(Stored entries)
□ □ □ □ □ □ □

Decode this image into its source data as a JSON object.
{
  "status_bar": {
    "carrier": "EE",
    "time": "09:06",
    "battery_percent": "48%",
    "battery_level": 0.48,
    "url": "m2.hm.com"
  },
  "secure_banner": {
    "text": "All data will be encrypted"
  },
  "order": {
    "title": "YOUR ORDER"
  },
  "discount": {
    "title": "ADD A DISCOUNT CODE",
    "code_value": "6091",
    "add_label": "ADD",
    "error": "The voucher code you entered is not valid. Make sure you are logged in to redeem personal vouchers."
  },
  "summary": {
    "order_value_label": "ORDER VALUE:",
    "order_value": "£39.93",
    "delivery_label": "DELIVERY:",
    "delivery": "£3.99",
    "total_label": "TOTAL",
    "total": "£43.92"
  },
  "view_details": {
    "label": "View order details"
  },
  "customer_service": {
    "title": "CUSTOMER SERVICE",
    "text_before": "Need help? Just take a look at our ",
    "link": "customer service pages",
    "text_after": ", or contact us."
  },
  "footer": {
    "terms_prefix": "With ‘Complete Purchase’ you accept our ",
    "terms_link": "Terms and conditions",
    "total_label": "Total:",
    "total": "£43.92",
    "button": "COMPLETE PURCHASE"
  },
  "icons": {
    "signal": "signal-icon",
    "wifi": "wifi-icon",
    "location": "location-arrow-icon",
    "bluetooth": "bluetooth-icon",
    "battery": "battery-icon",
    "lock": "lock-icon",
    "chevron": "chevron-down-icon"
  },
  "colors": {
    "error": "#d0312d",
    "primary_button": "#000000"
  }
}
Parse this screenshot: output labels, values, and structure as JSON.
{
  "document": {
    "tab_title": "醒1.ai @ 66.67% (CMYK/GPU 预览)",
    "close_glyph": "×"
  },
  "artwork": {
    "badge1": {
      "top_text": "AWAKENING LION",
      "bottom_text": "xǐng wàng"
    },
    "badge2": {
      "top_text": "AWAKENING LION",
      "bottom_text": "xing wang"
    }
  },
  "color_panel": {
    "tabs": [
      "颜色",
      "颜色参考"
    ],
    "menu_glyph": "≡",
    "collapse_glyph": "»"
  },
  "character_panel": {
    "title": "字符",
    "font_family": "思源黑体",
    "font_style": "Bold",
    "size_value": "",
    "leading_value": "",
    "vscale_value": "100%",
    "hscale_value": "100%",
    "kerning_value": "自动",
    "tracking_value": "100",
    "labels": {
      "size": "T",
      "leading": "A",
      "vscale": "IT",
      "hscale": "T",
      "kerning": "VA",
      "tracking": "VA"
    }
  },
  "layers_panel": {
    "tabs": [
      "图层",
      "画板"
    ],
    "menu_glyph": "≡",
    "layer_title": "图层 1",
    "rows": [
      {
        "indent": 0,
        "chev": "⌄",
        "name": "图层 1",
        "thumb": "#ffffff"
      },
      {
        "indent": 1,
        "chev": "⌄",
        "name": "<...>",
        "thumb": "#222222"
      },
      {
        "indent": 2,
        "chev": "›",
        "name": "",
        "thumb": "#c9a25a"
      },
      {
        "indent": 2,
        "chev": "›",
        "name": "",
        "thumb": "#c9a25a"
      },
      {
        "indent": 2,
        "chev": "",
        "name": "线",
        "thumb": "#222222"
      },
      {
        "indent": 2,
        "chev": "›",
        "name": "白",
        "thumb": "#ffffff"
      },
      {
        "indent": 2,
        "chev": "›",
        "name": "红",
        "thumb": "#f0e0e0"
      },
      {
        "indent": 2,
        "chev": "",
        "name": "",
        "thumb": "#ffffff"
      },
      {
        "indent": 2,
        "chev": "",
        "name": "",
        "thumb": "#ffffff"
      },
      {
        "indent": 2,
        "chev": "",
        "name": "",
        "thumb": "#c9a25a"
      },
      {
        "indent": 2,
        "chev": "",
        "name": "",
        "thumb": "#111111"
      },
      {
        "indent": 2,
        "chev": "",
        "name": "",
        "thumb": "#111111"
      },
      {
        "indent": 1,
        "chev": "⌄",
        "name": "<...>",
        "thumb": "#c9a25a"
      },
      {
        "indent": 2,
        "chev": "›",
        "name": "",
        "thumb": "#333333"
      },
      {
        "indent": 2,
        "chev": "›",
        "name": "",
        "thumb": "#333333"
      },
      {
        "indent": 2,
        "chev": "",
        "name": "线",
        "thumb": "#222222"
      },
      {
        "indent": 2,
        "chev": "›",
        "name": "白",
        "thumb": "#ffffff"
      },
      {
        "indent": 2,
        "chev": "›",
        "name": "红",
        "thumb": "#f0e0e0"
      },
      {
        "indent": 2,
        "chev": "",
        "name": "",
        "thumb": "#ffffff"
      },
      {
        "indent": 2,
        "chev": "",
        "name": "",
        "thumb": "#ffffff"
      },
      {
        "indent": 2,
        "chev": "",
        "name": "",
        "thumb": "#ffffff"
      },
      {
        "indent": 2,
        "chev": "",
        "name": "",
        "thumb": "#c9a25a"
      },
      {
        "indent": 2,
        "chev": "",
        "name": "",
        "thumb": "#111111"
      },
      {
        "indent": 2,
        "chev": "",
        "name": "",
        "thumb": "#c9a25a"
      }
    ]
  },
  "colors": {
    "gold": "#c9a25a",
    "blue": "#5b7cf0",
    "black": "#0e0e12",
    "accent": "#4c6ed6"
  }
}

□ □ □ □ □ □ □

Give back the data above exactly as it appears.

**Output of the exercise**.
Decode this image into its source data as a JSON object.
{
  "status_bar": {
    "carrier": "EE",
    "time": "09:06",
    "battery_percent": "48%",
    "battery_level": 0.48,
    "url": "m2.hm.com"
  },
  "secure_banner": {
    "text": "All data will be encrypted"
  },
  "order": {
    "title": "YOUR ORDER"
  },
  "discount": {
    "title": "ADD A DISCOUNT CODE",
    "code_value": "6091",
    "add_label": "ADD",
    "error": "The voucher code you entered is not valid. Make sure you are logged in to redeem personal vouchers."
  },
  "summary": {
    "order_value_label": "ORDER VALUE:",
    "order_value": "£39.93",
    "delivery_label": "DELIVERY:",
    "delivery": "£3.99",
    "total_label": "TOTAL",
    "total": "£43.92"
  },
  "view_details": {
    "label": "View order details"
  },
  "customer_service": {
    "title": "CUSTOMER SERVICE",
    "text_before": "Need help? Just take a look at our ",
    "link": "customer service pages",
    "text_after": ", or contact us."
  },
  "footer": {
    "terms_prefix": "With ‘Complete Purchase’ you accept our ",
    "terms_link": "Terms and conditions",
    "total_label": "Total:",
    "total": "£43.92",
    "button": "COMPLETE PURCHASE"
  },
  "icons": {
    "signal": "signal-icon",
    "wifi": "wifi-icon",
    "location": "location-arrow-icon",
    "bluetooth": "bluetooth-icon",
    "battery": "battery-icon",
    "lock": "lock-icon",
    "chevron": "chevron-down-icon"
  },
  "colors": {
    "error": "#d0312d",
    "primary_button": "#000000"
  }
}
Parse this screenshot: output labels, values, and structure as JSON.
{
  "document": {
    "tab_title": "醒1.ai @ 66.67% (CMYK/GPU 预览)",
    "close_glyph": "×"
  },
  "artwork": {
    "badge1": {
      "top_text": "AWAKENING LION",
      "bottom_text": "xǐng wàng"
    },
    "badge2": {
      "top_text": "AWAKENING LION",
      "bottom_text": "xing wang"
    }
  },
  "color_panel": {
    "tabs": [
      "颜色",
      "颜色参考"
    ],
    "menu_glyph": "≡",
    "collapse_glyph": "»"
  },
  "character_panel": {
    "title": "字符",
    "font_family": "思源黑体",
    "font_style": "Bold",
    "size_value": "",
    "leading_value": "",
    "vscale_value": "100%",
    "hscale_value": "100%",
    "kerning_value": "自动",
    "tracking_value": "100",
    "labels": {
      "size": "T",
      "leading": "A",
      "vscale": "IT",
      "hscale": "T",
      "kerning": "VA",
      "tracking": "VA"
    }
  },
  "layers_panel": {
    "tabs": [
      "图层",
      "画板"
    ],
    "menu_glyph": "≡",
    "layer_title": "图层 1",
    "rows": [
      {
        "indent": 0,
        "chev": "⌄",
        "name": "图层 1",
        "thumb": "#ffffff"
      },
      {
        "indent": 1,
        "chev": "⌄",
        "name": "<...>",
        "thumb": "#222222"
      },
      {
        "indent": 2,
        "chev": "›",
        "name": "",
        "thumb": "#c9a25a"
      },
      {
        "indent": 2,
        "chev": "›",
        "name": "",
        "thumb": "#c9a25a"
      },
      {
        "indent": 2,
        "chev": "",
        "name": "线",
        "thumb": "#222222"
      },
      {
        "indent": 2,
        "chev": "›",
        "name": "白",
        "thumb": "#ffffff"
      },
      {
        "indent": 2,
        "chev": "›",
        "name": "红",
        "thumb": "#f0e0e0"
      },
      {
        "indent": 2,
        "chev": "",
        "name": "",
        "thumb": "#ffffff"
      },
      {
        "indent": 2,
        "chev": "",
        "name": "",
        "thumb": "#ffffff"
      },
      {
        "indent": 2,
        "chev": "",
        "name": "",
        "thumb": "#c9a25a"
      },
      {
        "indent": 2,
        "chev": "",
        "name": "",
        "thumb": "#111111"
      },
      {
        "indent": 2,
        "chev": "",
        "name": "",
        "thumb": "#111111"
      },
      {
        "indent": 1,
        "chev": "⌄",
        "name": "<...>",
        "thumb": "#c9a25a"
      },
      {
        "indent": 2,
        "chev": "›",
        "name": "",
        "thumb": "#333333"
      },
      {
        "indent": 2,
        "chev": "›",
        "name": "",
        "thumb": "#333333"
      },
      {
        "indent": 2,
        "chev": "",
        "name": "线",
        "thumb": "#222222"
      },
      {
        "indent": 2,
        "chev": "›",
        "name": "白",
        "thumb": "#ffffff"
      },
      {
        "indent": 2,
        "chev": "›",
        "name": "红",
        "thumb": "#f0e0e0"
      },
      {
        "indent": 2,
        "chev": "",
        "name": "",
        "thumb": "#ffffff"
      },
      {
        "indent": 2,
        "chev": "",
        "name": "",
        "thumb": "#ffffff"
      },
      {
        "indent": 2,
        "chev": "",
        "name": "",
        "thumb": "#ffffff"
      },
      {
        "indent": 2,
        "chev": "",
        "name": "",
        "thumb": "#c9a25a"
      },
      {
        "indent": 2,
        "chev": "",
        "name": "",
        "thumb": "#111111"
      },
      {
        "indent": 2,
        "chev": "",
        "name": "",
        "thumb": "#c9a25a"
      }
    ]
  },
  "colors": {
    "gold": "#c9a25a",
    "blue": "#5b7cf0",
    "black": "#0e0e12",
    "accent": "#4c6ed6"
  }
}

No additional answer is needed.